"""

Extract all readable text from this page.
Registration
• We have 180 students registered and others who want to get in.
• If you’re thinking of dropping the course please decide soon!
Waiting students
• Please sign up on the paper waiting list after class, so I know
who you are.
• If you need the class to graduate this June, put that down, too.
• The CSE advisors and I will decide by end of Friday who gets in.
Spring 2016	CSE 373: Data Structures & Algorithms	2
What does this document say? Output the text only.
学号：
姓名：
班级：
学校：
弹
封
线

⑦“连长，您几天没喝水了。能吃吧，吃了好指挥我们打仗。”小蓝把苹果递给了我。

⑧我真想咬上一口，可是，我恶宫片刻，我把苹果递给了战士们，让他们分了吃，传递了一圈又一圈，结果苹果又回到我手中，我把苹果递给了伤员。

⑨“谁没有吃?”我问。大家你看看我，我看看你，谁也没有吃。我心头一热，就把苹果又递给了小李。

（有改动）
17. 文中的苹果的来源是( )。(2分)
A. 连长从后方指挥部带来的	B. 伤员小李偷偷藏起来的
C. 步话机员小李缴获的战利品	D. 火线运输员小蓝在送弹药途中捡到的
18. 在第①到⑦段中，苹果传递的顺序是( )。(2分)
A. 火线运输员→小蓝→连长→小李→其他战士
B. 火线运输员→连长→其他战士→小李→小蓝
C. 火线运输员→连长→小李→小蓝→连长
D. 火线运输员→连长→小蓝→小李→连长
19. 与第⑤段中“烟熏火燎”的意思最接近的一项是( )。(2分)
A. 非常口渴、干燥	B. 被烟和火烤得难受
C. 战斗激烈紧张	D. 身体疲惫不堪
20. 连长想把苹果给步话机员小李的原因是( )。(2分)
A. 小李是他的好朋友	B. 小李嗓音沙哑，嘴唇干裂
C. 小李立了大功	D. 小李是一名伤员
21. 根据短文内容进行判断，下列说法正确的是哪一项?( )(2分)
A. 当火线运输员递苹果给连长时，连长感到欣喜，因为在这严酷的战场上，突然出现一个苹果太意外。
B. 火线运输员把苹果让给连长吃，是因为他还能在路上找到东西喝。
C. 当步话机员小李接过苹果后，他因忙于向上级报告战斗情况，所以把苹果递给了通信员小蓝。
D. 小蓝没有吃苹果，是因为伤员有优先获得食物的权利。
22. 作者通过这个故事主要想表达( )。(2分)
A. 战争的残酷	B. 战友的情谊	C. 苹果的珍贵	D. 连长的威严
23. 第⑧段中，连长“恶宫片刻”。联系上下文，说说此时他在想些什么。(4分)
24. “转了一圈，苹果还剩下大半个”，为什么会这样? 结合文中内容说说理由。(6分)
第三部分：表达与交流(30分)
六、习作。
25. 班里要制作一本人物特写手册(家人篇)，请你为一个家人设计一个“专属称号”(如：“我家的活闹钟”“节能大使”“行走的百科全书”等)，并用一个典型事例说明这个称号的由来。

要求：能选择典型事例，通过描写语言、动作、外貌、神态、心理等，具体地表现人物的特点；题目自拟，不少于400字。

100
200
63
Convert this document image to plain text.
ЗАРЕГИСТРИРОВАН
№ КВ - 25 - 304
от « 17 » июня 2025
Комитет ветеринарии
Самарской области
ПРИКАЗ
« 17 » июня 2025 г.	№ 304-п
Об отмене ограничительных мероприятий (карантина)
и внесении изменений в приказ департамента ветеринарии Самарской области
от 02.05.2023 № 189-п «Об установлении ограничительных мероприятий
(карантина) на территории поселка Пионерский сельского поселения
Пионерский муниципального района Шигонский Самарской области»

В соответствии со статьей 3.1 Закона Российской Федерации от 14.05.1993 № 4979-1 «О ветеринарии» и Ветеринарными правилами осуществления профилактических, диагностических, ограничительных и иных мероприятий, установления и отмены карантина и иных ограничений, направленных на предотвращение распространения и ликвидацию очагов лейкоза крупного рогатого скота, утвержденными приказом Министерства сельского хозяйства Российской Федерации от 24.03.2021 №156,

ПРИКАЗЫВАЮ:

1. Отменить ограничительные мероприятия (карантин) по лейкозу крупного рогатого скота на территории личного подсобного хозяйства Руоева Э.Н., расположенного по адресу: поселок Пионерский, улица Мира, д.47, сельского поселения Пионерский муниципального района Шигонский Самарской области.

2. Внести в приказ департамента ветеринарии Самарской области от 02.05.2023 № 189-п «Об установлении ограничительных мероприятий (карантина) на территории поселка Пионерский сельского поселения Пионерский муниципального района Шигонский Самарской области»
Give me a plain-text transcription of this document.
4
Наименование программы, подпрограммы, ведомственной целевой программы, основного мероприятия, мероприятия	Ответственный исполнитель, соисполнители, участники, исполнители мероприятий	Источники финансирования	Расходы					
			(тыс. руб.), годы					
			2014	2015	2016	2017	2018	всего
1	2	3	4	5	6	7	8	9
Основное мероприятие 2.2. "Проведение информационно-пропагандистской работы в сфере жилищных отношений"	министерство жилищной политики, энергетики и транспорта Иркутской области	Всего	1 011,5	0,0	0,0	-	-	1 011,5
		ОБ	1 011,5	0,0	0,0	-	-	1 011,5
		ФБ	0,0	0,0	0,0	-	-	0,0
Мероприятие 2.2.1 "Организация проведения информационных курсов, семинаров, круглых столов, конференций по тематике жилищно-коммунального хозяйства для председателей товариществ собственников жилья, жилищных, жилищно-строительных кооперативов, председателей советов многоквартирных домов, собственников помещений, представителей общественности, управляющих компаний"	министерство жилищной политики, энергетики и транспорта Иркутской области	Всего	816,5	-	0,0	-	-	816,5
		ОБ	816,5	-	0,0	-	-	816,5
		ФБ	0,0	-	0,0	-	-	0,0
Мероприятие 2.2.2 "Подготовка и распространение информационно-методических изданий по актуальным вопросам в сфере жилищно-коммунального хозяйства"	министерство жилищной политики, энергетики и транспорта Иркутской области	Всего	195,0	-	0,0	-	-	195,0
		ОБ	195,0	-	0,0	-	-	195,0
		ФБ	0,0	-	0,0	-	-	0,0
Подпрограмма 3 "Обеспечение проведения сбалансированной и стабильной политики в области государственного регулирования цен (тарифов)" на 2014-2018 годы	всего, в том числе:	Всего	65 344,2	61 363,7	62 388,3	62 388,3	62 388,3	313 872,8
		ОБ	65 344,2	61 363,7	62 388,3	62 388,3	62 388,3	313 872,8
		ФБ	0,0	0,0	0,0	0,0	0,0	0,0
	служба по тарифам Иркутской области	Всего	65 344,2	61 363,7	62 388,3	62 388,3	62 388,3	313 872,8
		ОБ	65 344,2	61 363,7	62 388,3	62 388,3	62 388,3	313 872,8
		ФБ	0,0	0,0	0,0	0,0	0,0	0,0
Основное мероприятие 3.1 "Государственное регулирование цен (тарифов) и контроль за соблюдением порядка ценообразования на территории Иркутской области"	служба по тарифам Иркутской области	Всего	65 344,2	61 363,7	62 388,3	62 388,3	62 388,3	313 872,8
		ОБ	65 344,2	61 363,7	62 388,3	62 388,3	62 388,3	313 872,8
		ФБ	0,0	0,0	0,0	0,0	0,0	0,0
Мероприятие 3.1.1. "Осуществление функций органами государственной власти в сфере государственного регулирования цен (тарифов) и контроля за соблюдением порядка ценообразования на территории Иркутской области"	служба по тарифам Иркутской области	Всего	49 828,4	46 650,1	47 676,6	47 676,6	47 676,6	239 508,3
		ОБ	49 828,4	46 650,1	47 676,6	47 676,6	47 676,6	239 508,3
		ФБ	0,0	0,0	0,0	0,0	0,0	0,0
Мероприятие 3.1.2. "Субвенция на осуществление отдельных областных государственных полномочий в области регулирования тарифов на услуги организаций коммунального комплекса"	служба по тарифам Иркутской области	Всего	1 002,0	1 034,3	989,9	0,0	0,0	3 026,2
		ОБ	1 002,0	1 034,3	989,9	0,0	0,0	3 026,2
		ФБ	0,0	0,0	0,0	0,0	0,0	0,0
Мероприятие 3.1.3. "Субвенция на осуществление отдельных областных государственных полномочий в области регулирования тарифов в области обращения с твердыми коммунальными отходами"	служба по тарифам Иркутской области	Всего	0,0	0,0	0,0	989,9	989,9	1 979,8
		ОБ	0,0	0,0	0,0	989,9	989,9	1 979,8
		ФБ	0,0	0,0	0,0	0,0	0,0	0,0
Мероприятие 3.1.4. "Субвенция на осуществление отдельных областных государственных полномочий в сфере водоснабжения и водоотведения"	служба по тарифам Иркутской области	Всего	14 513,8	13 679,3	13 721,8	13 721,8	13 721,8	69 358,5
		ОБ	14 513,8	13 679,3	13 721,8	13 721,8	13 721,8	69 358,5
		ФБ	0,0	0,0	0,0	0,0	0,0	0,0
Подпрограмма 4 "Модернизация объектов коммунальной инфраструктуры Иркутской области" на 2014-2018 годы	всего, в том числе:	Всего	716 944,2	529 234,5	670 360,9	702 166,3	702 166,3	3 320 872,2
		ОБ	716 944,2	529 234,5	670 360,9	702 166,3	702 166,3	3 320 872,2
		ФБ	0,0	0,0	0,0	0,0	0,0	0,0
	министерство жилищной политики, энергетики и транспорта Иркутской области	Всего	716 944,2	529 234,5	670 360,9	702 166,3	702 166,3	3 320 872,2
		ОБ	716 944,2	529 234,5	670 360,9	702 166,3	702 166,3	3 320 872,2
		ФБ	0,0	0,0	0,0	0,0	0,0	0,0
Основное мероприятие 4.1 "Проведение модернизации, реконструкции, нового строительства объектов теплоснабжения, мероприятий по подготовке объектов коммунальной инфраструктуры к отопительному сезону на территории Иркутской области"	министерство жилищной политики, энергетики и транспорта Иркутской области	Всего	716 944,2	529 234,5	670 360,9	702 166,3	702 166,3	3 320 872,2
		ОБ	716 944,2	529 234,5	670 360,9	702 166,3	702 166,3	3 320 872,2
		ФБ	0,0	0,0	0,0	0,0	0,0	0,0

"""

** PROBLEM STATEMENT **
Scan the data above; copy every line where "транспорта" appears.

** EXERCISE SOLUTION **
Основное мероприятие 2.2. "Проведение информационно-пропагандистской работы в сфере жилищных отношений"	министерство жилищной политики, энергетики и транспорта Иркутской области	Всего	1 011,5	0,0	0,0	-	-	1 011,5
Мероприятие 2.2.1 "Организация проведения информационных курсов, семинаров, круглых столов, конференций по тематике жилищно-коммунального хозяйства для председателей товариществ собственников жилья, жилищных, жилищно-строительных кооперативов, председателей советов многоквартирных домов, собственников помещений, представителей общественности, управляющих компаний"	министерство жилищной политики, энергетики и транспорта Иркутской области	Всего	816,5	-	0,0	-	-	816,5
Мероприятие 2.2.2 "Подготовка и распространение информационно-методических изданий по актуальным вопросам в сфере жилищно-коммунального хозяйства"	министерство жилищной политики, энергетики и транспорта Иркутской области	Всего	195,0	-	0,0	-	-	195,0
	министерство жилищной политики, энергетики и транспорта Иркутской области	Всего	716 944,2	529 234,5	670 360,9	702 166,3	702 166,3	3 320 872,2
Основное мероприятие 4.1 "Проведение модернизации, реконструкции, нового строительства объектов теплоснабжения, мероприятий по подготовке объектов коммунальной инфраструктуры к отопительному сезону на территории Иркутской области"	министерство жилищной политики, энергетики и транспорта Иркутской области	Всего	716 944,2	529 234,5	670 360,9	702 166,3	702 166,3	3 320 872,2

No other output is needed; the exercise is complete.